• DESCRIPTION OF THE TASK: Copy every line from the material below that holds "content".

• TASK INPUT:
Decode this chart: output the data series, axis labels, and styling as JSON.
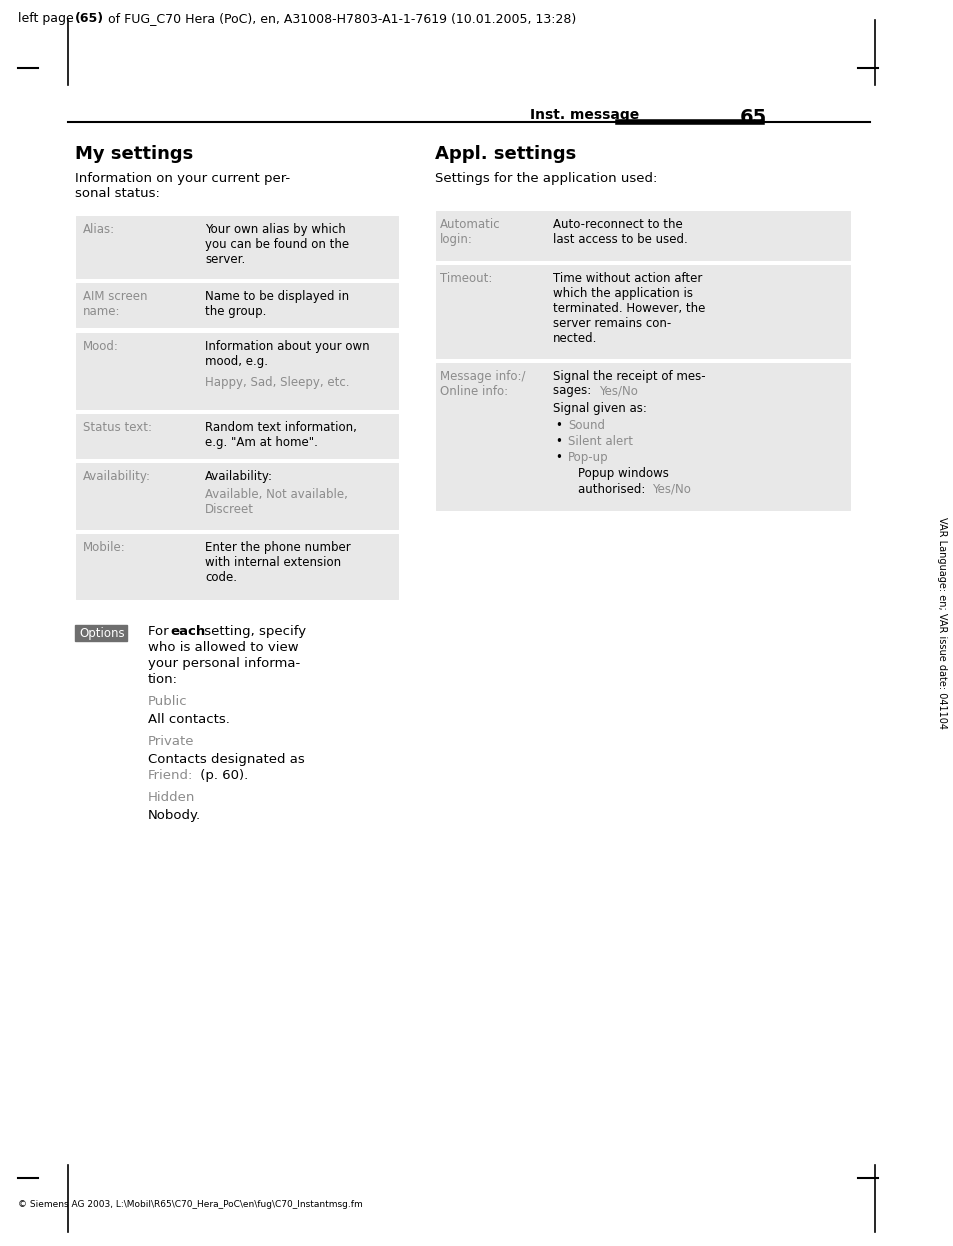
{
  "header_text": "left page (65) of FUG_C70 Hera (PoC), en, A31008-H7803-A1-1-7619 (10.01.2005, 13:28)",
  "page_header_label": "Inst. message",
  "page_number": "65",
  "side_text": "VAR Language: en; VAR issue date: 041104",
  "footer_left": "© Siemens AG 2003, L:\\Mobil\\R65\\C70_Hera_PoC\\en\\fug\\C70_Instantmsg.fm",
  "section1_title": "My settings",
  "section1_intro": "Information on your current per-\nsonal status:",
  "section2_title": "Appl. settings",
  "section2_intro": "Settings for the application used:",
  "gray_color": "#8c8c8c",
  "table_bg_light": "#e8e8e8",
  "options_bg": "#6e6e6e",
  "black": "#000000"
}
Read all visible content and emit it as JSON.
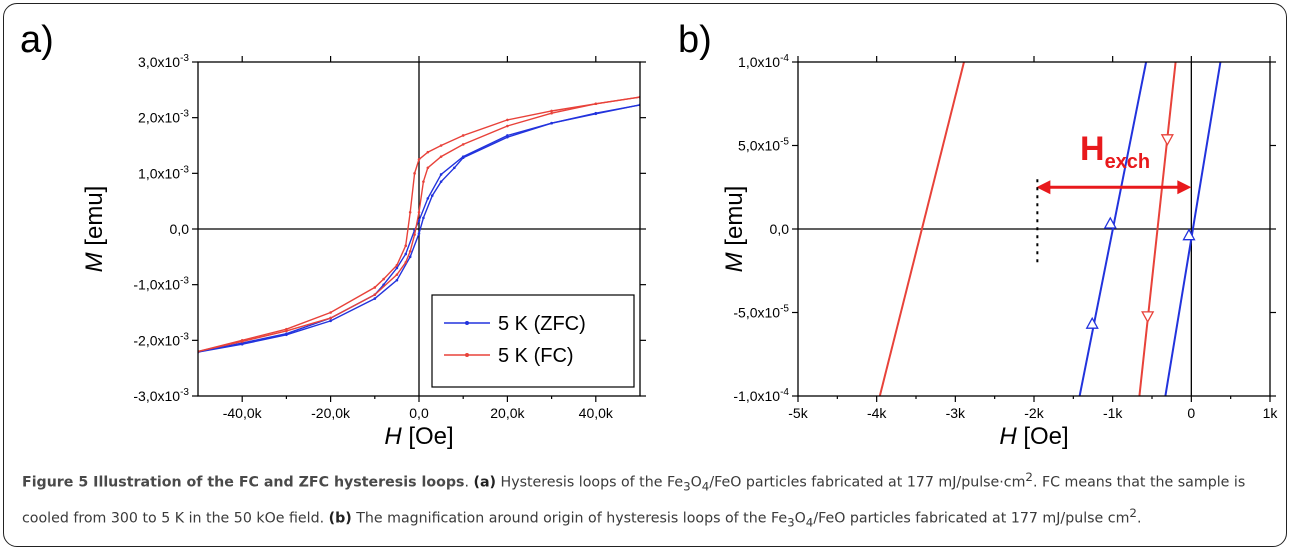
{
  "chart_data": [
    {
      "panel": "a)",
      "type": "line",
      "xlabel": "H [Oe]",
      "ylabel": "M [emu]",
      "xlim": [
        -50000,
        50000
      ],
      "ylim": [
        -0.003,
        0.003
      ],
      "x_ticks": [
        -40000,
        -20000,
        0,
        20000,
        40000
      ],
      "x_tick_labels": [
        "-40,0k",
        "-20,0k",
        "0,0",
        "20,0k",
        "40,0k"
      ],
      "y_ticks": [
        -0.003,
        -0.002,
        -0.001,
        0,
        0.001,
        0.002,
        0.003
      ],
      "y_tick_labels": [
        "-3,0x10-3",
        "-2,0x10-3",
        "-1,0x10-3",
        "0,0",
        "1,0x10-3",
        "2,0x10-3",
        "3,0x10-3"
      ],
      "legend_position": "bottom-right",
      "series": [
        {
          "name": "5 K (ZFC)",
          "color": "#2233dd",
          "branches": [
            {
              "x": [
                50000,
                40000,
                30000,
                20000,
                10000,
                5000,
                2000,
                0,
                -1000,
                -3000,
                -5000,
                -8000,
                -10000,
                -20000,
                -30000,
                -40000,
                -50000
              ],
              "y": [
                0.00223,
                0.00208,
                0.0019,
                0.00168,
                0.0013,
                0.00098,
                0.00055,
                0.00015,
                -2e-05,
                -0.00045,
                -0.0007,
                -0.001,
                -0.00118,
                -0.0016,
                -0.00188,
                -0.00205,
                -0.00221
              ]
            },
            {
              "x": [
                -50000,
                -40000,
                -30000,
                -20000,
                -10000,
                -5000,
                -2000,
                0,
                1000,
                3000,
                5000,
                8000,
                10000,
                20000,
                30000,
                40000,
                50000
              ],
              "y": [
                -0.00221,
                -0.00207,
                -0.0019,
                -0.00165,
                -0.00125,
                -0.00092,
                -0.0005,
                -8e-05,
                0.0002,
                0.0006,
                0.00085,
                0.0011,
                0.00128,
                0.00165,
                0.0019,
                0.00207,
                0.00223
              ]
            }
          ]
        },
        {
          "name": "5 K (FC)",
          "color": "#e8423a",
          "branches": [
            {
              "x": [
                50000,
                40000,
                30000,
                20000,
                10000,
                5000,
                2000,
                0,
                -1000,
                -2000,
                -3000,
                -5000,
                -8000,
                -10000,
                -20000,
                -30000,
                -40000,
                -50000
              ],
              "y": [
                0.00237,
                0.00225,
                0.00212,
                0.00196,
                0.00168,
                0.0015,
                0.00138,
                0.00125,
                0.001,
                0.0003,
                -0.0003,
                -0.00065,
                -0.0009,
                -0.00105,
                -0.0015,
                -0.0018,
                -0.002,
                -0.0022
              ]
            },
            {
              "x": [
                -50000,
                -40000,
                -30000,
                -20000,
                -10000,
                -5000,
                -3000,
                -2000,
                -1000,
                0,
                1000,
                2000,
                5000,
                10000,
                20000,
                30000,
                40000,
                50000
              ],
              "y": [
                -0.0022,
                -0.00202,
                -0.00183,
                -0.0016,
                -0.00118,
                -0.00082,
                -0.0006,
                -0.0004,
                -0.0001,
                0.0003,
                0.00085,
                0.0011,
                0.0013,
                0.00152,
                0.00185,
                0.00208,
                0.00225,
                0.00237
              ]
            }
          ]
        }
      ]
    },
    {
      "panel": "b)",
      "type": "line",
      "xlabel": "H [Oe]",
      "ylabel": "M [emu]",
      "xlim": [
        -5000,
        1000
      ],
      "ylim": [
        -0.0001,
        0.0001
      ],
      "x_ticks": [
        -5000,
        -4000,
        -3000,
        -2000,
        -1000,
        0,
        1000
      ],
      "x_tick_labels": [
        "-5k",
        "-4k",
        "-3k",
        "-2k",
        "-1k",
        "0",
        "1k"
      ],
      "y_ticks": [
        -0.0001,
        -5e-05,
        0,
        5e-05,
        0.0001
      ],
      "y_tick_labels": [
        "-1,0x10-4",
        "-5,0x10-5",
        "0,0",
        "5,0x10-5",
        "1,0x10-4"
      ],
      "series": [
        {
          "name": "",
          "color": "#2233dd",
          "segments": [
            {
              "x": [
                -1420,
                -575
              ],
              "y": [
                -0.0001,
                0.0001
              ]
            },
            {
              "x": [
                -330,
                370
              ],
              "y": [
                -0.0001,
                0.0001
              ]
            }
          ],
          "markers": [
            {
              "x": [
                -1260,
                -1030,
                -30
              ],
              "y": [
                -5.7e-05,
                3e-06,
                -4e-06
              ]
            }
          ]
        },
        {
          "name": "",
          "color": "#e8423a",
          "segments": [
            {
              "x": [
                -3960,
                -2890
              ],
              "y": [
                -0.0001,
                0.0001
              ]
            },
            {
              "x": [
                -660,
                -200
              ],
              "y": [
                -0.0001,
                0.0001
              ]
            }
          ],
          "markers": [
            {
              "x": [
                -555,
                -305
              ],
              "y": [
                -5.2e-05,
                5.4e-05
              ]
            }
          ]
        }
      ],
      "annotations": [
        {
          "text_main": "H",
          "text_sub": "exch",
          "color": "#e8191c",
          "arrow_from_x": -1970,
          "arrow_to_x": 0,
          "arrow_y": 2.5e-05
        }
      ]
    }
  ],
  "caption": {
    "title": "Figure 5 Illustration of the FC and ZFC hysteresis loops",
    "a_label": "(a)",
    "a_text_1": "Hysteresis loops of the Fe",
    "a_sub_1": "3",
    "a_text_2": "O",
    "a_sub_2": "4",
    "a_text_3": "/FeO particles fabricated at 177 mJ/pulse",
    "a_text_4": "cm",
    "a_sup_1": "2",
    "a_text_5": ". FC means that the sample is cooled from 300 to 5 K in the 50 kOe field.",
    "b_label": "(b)",
    "b_text_1": "The magnification around origin of hysteresis loops of the Fe",
    "b_sub_1": "3",
    "b_text_2": "O",
    "b_sub_2": "4",
    "b_text_3": "/FeO particles fabricated at 177 mJ/pulse cm",
    "b_sup_1": "2",
    "b_text_4": "."
  }
}
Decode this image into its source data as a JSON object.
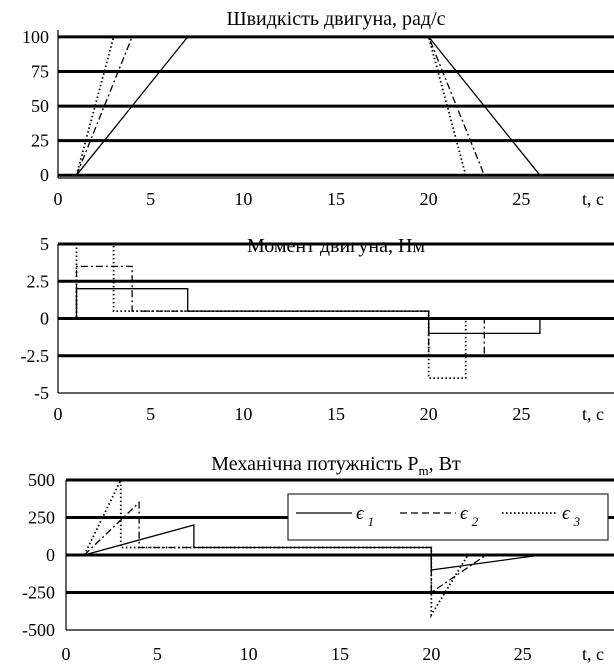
{
  "chart_data": [
    {
      "type": "line",
      "title": "Швидкість двигуна, рад/с",
      "xlabel": "t, c",
      "ylabel": "",
      "xlim": [
        0,
        30
      ],
      "ylim": [
        -2,
        105
      ],
      "xticks": [
        0,
        5,
        10,
        15,
        20,
        25
      ],
      "xtick_labels": [
        "0",
        "5",
        "10",
        "15",
        "20",
        "25"
      ],
      "yticks": [
        0,
        25,
        50,
        75,
        100
      ],
      "ytick_labels": [
        "0",
        "25",
        "50",
        "75",
        "100"
      ],
      "grid": "horizontal",
      "series": [
        {
          "style": "solid",
          "x": [
            1,
            7,
            20,
            26,
            30
          ],
          "y": [
            0,
            100,
            100,
            0,
            0
          ]
        },
        {
          "style": "dashdot",
          "x": [
            1,
            4,
            20,
            23
          ],
          "y": [
            0,
            100,
            100,
            0
          ]
        },
        {
          "style": "dotted",
          "x": [
            1,
            3,
            20,
            22
          ],
          "y": [
            0,
            100,
            100,
            0
          ]
        }
      ]
    },
    {
      "type": "line",
      "title": "Момент двигуна, Нм",
      "xlabel": "t, c",
      "ylabel": "",
      "xlim": [
        0,
        30
      ],
      "ylim": [
        -5,
        5
      ],
      "xticks": [
        0,
        5,
        10,
        15,
        20,
        25
      ],
      "xtick_labels": [
        "0",
        "5",
        "10",
        "15",
        "20",
        "25"
      ],
      "yticks": [
        5,
        2.5,
        0,
        -2.5,
        -5
      ],
      "ytick_labels": [
        "5",
        "2.5",
        "0",
        "-2.5",
        "-5"
      ],
      "grid": "horizontal",
      "series": [
        {
          "style": "solid",
          "x": [
            0,
            1,
            1,
            7,
            7,
            20,
            20,
            26,
            26,
            30
          ],
          "y": [
            0,
            0,
            2,
            2,
            0.5,
            0.5,
            -1,
            -1,
            0,
            0
          ]
        },
        {
          "style": "dashdot",
          "x": [
            0,
            1,
            1,
            4,
            4,
            20,
            20,
            23,
            23,
            30
          ],
          "y": [
            0,
            0,
            3.5,
            3.5,
            0.5,
            0.5,
            -2.5,
            -2.5,
            0,
            0
          ]
        },
        {
          "style": "dotted",
          "x": [
            0,
            1,
            1,
            3,
            3,
            20,
            20,
            22,
            22,
            30
          ],
          "y": [
            0,
            0,
            5,
            5,
            0.5,
            0.5,
            -4,
            -4,
            0,
            0
          ]
        }
      ]
    },
    {
      "type": "line",
      "title": "Механічна потужність P",
      "title_sub": "m",
      "title_suffix": ", Вт",
      "xlabel": "t, c",
      "ylabel": "",
      "xlim": [
        0,
        30
      ],
      "ylim": [
        -500,
        500
      ],
      "xticks": [
        0,
        5,
        10,
        15,
        20,
        25
      ],
      "xtick_labels": [
        "0",
        "5",
        "10",
        "15",
        "20",
        "25"
      ],
      "yticks": [
        500,
        250,
        0,
        -250,
        -500
      ],
      "ytick_labels": [
        "500",
        "250",
        "0",
        "-250",
        "-500"
      ],
      "grid": "horizontal",
      "legend": {
        "position": "top-right",
        "entries": [
          {
            "symbol": "ϵ",
            "sub": "1",
            "style": "solid"
          },
          {
            "symbol": "ϵ",
            "sub": "2",
            "style": "dashed"
          },
          {
            "symbol": "ϵ",
            "sub": "3",
            "style": "dotted"
          }
        ]
      },
      "series": [
        {
          "style": "solid",
          "x": [
            1,
            7,
            7,
            20,
            20,
            26,
            26,
            30
          ],
          "y": [
            0,
            200,
            50,
            50,
            -100,
            0,
            0,
            0
          ]
        },
        {
          "style": "dashdot",
          "x": [
            1,
            4,
            4,
            20,
            20,
            23,
            23,
            30
          ],
          "y": [
            0,
            350,
            50,
            50,
            -250,
            0,
            0,
            0
          ]
        },
        {
          "style": "dotted",
          "x": [
            1,
            3,
            3,
            20,
            20,
            22,
            22,
            30
          ],
          "y": [
            0,
            500,
            50,
            50,
            -400,
            0,
            0,
            0
          ]
        }
      ]
    }
  ]
}
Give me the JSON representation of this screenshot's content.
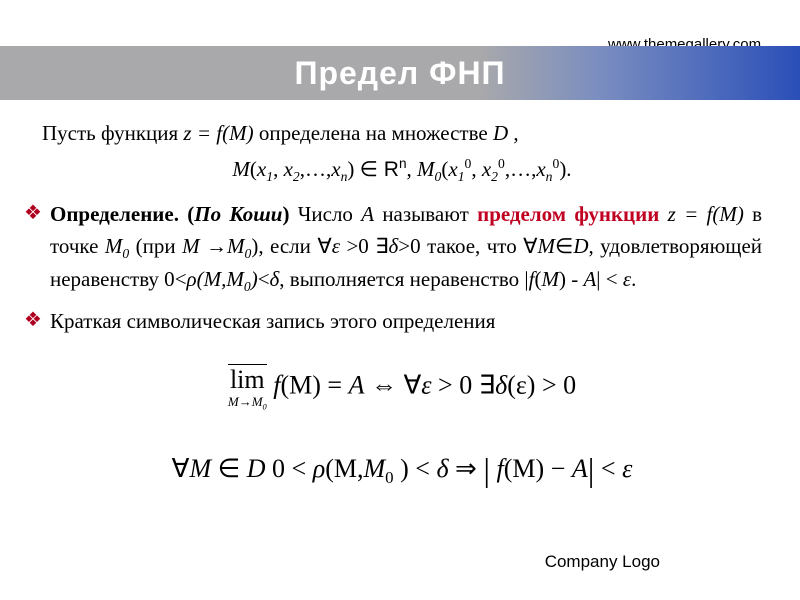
{
  "header": {
    "url_line": "www.themegallery.com",
    "title": "Предел ФНП",
    "title_bar_gradient": [
      "#a9a9ab",
      "#a9a9ab",
      "#7a8dc0",
      "#2a4fb8"
    ],
    "title_color": "#ffffff"
  },
  "content": {
    "line1_pre": "Пусть функция ",
    "line1_zfm": "z = f(M)",
    "line1_mid": " определена на множестве ",
    "line1_D": "D ",
    "line1_end": ",",
    "line2_M": "M",
    "line2_paren_open": "(",
    "line2_x1": "x",
    "line2_s1": "1",
    "line2_comma1": ", ",
    "line2_x2": "x",
    "line2_s2": "2",
    "line2_dots": ",…,",
    "line2_xn": "x",
    "line2_sn": "n",
    "line2_paren_close": ") ",
    "line2_in": "∈",
    "line2_Rn_R": " R",
    "line2_Rn_n": "n",
    "line2_after": ",   ",
    "line2_M0": "M",
    "line2_M0s": "0",
    "line2_p2open": "(",
    "line2_x10": "x",
    "line2_x10_1": "1",
    "line2_x10_0": "0",
    "line2_c2": ", ",
    "line2_x20": "x",
    "line2_x20_2": "2",
    "line2_x20_0": "0",
    "line2_d2": ",…,",
    "line2_xn0": "x",
    "line2_xn0_n": "n",
    "line2_xn0_0": "0",
    "line2_end": ").",
    "def_label": "Определение. (",
    "def_koshi": "По Коши",
    "def_close": ") ",
    "def_text1": "Число ",
    "def_A": "A",
    "def_text2": " называют ",
    "def_limit": "пределом функции",
    "def_line2a": "z = f(M)",
    "def_line2b": "   в точке ",
    "def_M0": "M",
    "def_M0s": "0",
    "def_line2c": "  (при ",
    "def_M": "M ",
    "def_arrow": "→",
    "def_M0b": "M",
    "def_M0bs": "0",
    "def_line2d": "), если  ",
    "def_forall1": "∀",
    "def_eps1": "ε ",
    "def_gt1": ">",
    "def_zero1": "0  ",
    "def_exists": "∃",
    "def_delta1": "δ",
    "def_gt2": ">",
    "def_zero2": "0 такое, что",
    "def_line3a": "∀",
    "def_line3M": "M",
    "def_line3in": "∈",
    "def_line3D": "D",
    "def_line3b": ",    удовлетворяющей    неравенству    0",
    "def_lt1": "<",
    "def_rho": "ρ",
    "def_line3p": "(M,M",
    "def_line3p0": "0",
    "def_line3pc": ")",
    "def_lt2": "<",
    "def_delta2": "δ",
    "def_line3end": ",",
    "def_line4a": "выполняется неравенство   |",
    "def_line4f": "f",
    "def_line4p": "(",
    "def_line4M": "M",
    "def_line4c": ") ",
    "def_line4m": "- ",
    "def_line4A": "A",
    "def_line4abs": "| ",
    "def_lt3": "<",
    "def_eps2": " ε",
    "def_line4end": ".",
    "bullet2_text": "Краткая символическая запись  этого определения",
    "formula1_lim": "lim",
    "formula1_sub_M": "M",
    "formula1_sub_arrow": "→",
    "formula1_sub_M0": "M",
    "formula1_sub_0": "0",
    "formula1_f": " f",
    "formula1_paren": "(M)",
    "formula1_eq": " = ",
    "formula1_A": "A",
    "formula1_iff": " ⇔ ",
    "formula1_forall": "∀",
    "formula1_eps": "ε",
    "formula1_gt": " > ",
    "formula1_z": "0   ",
    "formula1_ex": "∃",
    "formula1_delta": "δ",
    "formula1_de": "(ε)",
    "formula1_gt2": " > ",
    "formula1_z2": "0",
    "formula2_forall": "∀",
    "formula2_M": "M",
    "formula2_in": " ∈ ",
    "formula2_D": "D",
    "formula2_sp": "   0 < ",
    "formula2_rho": "ρ",
    "formula2_p": "(M",
    "formula2_c": ",",
    "formula2_M0": "M",
    "formula2_0": "0",
    "formula2_pc": " )",
    "formula2_lt": " < ",
    "formula2_delta": "δ",
    "formula2_imp": " ⇒  ",
    "formula2_abs1": "|",
    "formula2_f": " f",
    "formula2_fp": "(M)",
    "formula2_minus": " − ",
    "formula2_A": "A",
    "formula2_abs2": "|",
    "formula2_lt2": " < ",
    "formula2_eps": "ε"
  },
  "footer": {
    "text": "Company Logo"
  },
  "style": {
    "bullet_color": "#b00020",
    "red_color": "#c00020",
    "text_color": "#000000",
    "background": "#ffffff"
  }
}
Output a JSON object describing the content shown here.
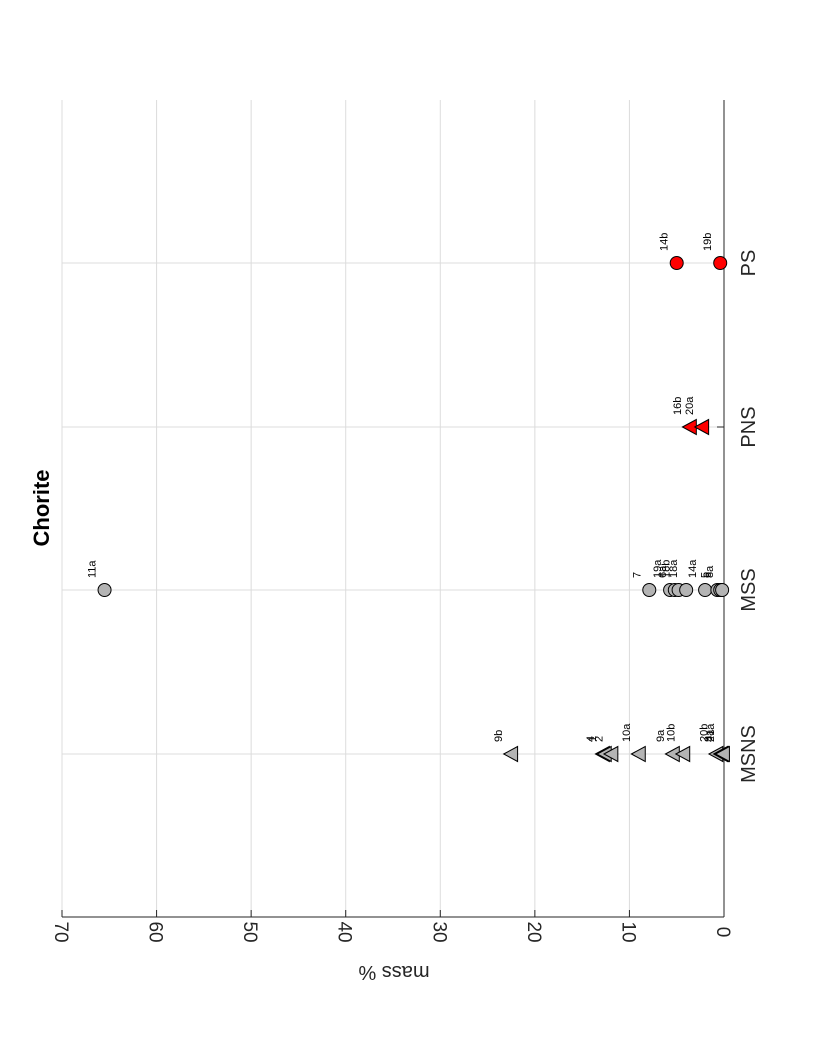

• SOLUTION TO THIS TASK:
Read all visible content and emit it as JSON.
Give me the JSON representation of this screenshot's content.
  "content": {
Output a JSON object describing the content shown here.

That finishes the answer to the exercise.